Records contained in a dataset
★ ★ ★
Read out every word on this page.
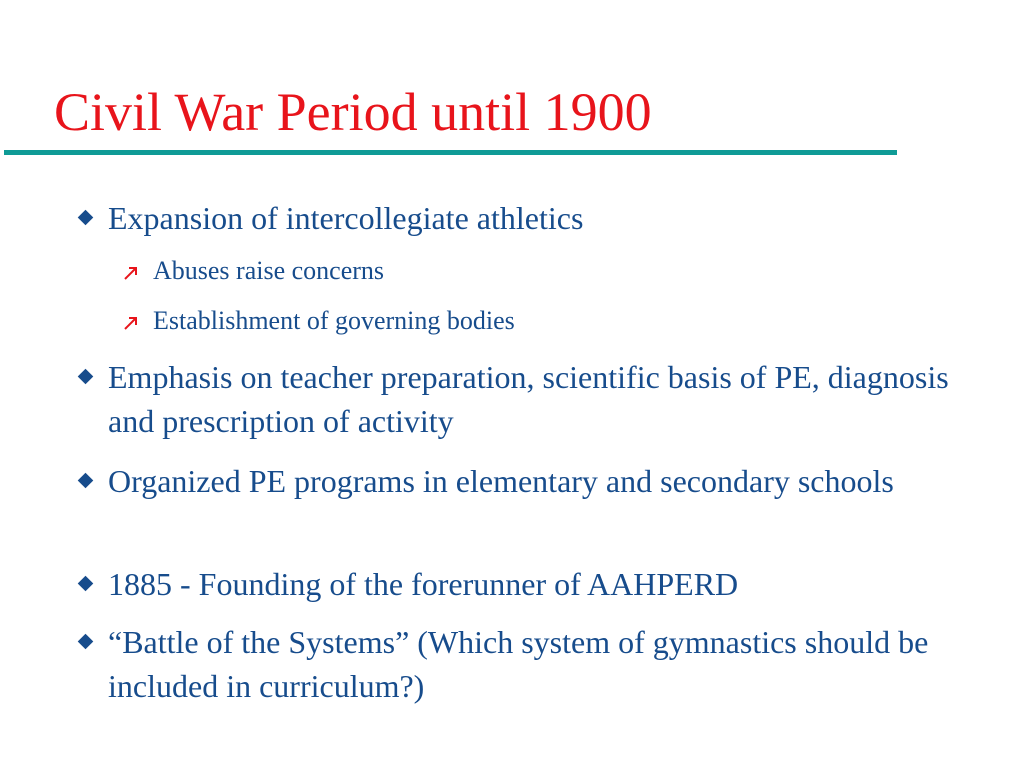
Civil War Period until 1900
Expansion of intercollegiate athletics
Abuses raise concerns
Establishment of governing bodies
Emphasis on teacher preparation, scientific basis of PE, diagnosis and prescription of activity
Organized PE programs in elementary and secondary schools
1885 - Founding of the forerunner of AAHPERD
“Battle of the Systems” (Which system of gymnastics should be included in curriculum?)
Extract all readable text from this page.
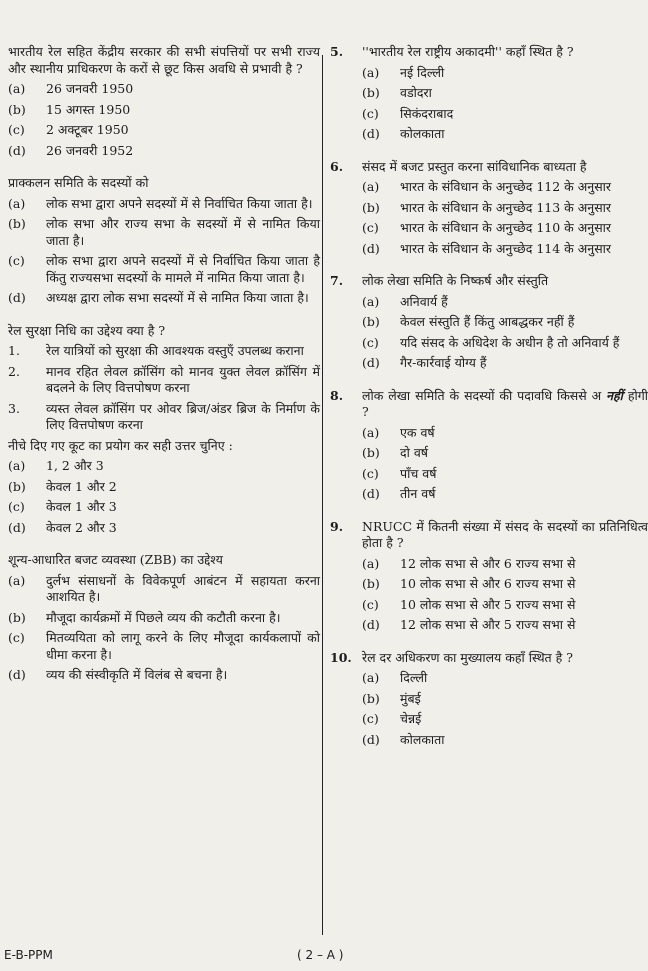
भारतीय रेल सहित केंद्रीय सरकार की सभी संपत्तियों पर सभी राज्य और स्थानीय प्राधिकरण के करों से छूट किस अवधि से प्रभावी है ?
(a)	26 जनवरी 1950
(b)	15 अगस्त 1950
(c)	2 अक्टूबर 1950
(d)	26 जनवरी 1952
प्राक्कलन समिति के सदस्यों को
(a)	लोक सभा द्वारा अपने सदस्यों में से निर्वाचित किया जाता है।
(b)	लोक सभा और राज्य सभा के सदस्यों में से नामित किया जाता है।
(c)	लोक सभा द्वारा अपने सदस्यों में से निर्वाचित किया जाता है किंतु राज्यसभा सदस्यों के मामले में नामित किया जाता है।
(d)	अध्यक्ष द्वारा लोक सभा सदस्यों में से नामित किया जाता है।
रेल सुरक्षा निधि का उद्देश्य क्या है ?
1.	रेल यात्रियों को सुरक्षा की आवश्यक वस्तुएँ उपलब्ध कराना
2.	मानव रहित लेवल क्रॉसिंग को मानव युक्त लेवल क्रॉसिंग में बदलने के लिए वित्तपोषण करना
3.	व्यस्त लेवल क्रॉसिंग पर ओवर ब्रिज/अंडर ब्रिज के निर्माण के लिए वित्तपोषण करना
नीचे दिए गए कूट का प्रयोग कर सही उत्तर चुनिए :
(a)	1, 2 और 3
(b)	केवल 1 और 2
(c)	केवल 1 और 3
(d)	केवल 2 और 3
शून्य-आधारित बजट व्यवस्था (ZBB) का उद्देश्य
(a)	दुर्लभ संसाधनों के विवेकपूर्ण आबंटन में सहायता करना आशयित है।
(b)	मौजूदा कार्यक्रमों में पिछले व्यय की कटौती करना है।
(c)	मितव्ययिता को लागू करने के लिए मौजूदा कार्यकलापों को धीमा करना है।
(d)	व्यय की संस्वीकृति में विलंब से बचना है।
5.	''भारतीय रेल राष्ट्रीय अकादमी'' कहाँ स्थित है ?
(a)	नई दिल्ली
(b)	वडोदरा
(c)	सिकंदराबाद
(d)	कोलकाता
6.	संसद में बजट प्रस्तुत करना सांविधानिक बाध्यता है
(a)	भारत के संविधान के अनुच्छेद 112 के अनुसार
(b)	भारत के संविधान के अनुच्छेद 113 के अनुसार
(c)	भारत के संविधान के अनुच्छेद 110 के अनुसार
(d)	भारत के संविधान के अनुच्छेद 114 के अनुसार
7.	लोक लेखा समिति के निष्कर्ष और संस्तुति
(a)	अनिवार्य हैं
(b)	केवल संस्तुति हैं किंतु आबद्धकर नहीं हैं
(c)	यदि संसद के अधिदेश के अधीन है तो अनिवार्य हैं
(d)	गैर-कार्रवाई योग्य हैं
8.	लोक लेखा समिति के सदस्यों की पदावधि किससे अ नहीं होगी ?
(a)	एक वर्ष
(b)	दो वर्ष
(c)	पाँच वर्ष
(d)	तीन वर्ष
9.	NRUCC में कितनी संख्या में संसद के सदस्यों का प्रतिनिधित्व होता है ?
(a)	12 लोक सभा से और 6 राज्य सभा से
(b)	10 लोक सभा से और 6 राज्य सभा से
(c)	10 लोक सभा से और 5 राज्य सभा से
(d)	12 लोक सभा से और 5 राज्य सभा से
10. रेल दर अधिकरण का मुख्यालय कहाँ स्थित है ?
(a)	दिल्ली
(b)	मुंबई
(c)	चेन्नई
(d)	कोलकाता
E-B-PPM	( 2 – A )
★ ★ ★
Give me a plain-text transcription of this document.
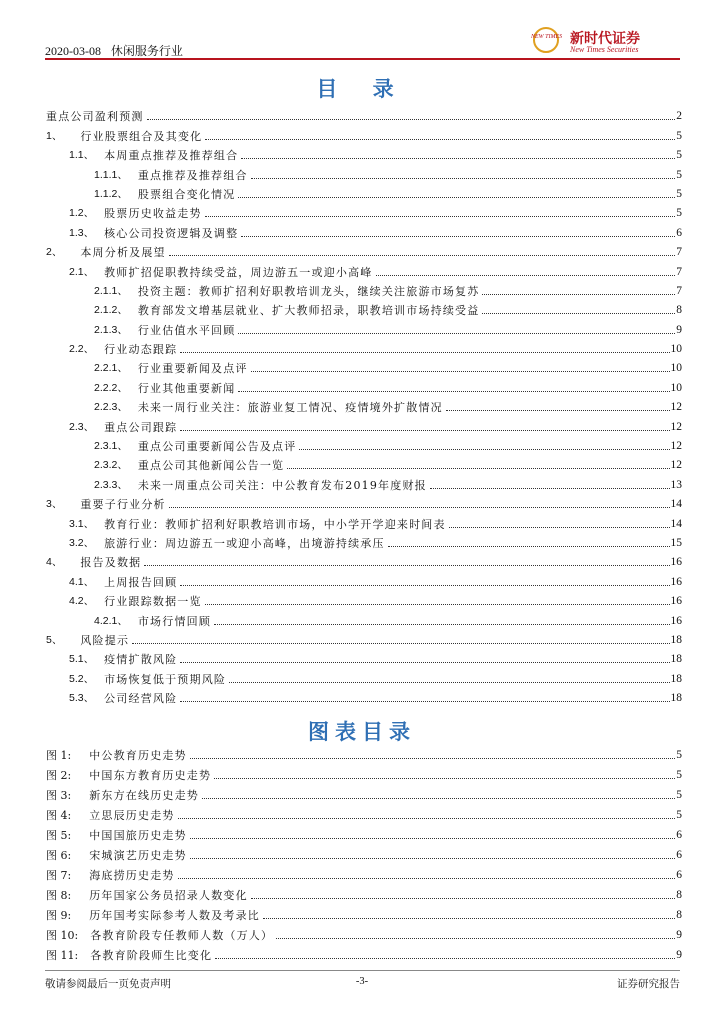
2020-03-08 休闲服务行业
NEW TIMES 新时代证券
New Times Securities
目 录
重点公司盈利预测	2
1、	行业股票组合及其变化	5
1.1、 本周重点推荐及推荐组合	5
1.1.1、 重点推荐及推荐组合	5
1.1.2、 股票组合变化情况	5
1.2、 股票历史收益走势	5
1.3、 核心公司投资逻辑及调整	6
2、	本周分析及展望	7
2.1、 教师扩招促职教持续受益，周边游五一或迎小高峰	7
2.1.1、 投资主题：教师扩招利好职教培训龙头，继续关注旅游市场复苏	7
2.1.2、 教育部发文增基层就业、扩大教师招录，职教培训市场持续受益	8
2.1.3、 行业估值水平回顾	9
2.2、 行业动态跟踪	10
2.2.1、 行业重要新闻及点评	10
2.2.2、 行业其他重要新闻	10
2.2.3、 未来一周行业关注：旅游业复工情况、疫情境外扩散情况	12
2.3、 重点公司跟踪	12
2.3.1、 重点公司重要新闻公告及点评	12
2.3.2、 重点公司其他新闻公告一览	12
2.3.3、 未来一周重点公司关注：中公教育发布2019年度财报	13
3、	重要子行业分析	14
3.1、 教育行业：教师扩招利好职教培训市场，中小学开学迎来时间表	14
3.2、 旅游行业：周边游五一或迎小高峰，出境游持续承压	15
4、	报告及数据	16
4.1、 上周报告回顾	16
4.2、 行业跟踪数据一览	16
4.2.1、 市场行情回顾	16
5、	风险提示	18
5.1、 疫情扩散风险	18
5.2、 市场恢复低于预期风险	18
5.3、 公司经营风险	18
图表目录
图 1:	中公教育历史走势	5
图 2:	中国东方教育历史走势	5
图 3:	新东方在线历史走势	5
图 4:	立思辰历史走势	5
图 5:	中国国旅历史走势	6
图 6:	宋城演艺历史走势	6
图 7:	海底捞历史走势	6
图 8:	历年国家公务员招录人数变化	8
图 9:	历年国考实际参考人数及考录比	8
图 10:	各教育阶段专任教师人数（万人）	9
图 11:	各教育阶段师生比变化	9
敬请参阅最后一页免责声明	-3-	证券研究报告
★ ★ ★
YOUR INSTRUCTIONS: Count up the lines in the listing that hold the word "周边游五一或迎小高峰", and give that number only.

OUTPUT FOR THIS TASK: 2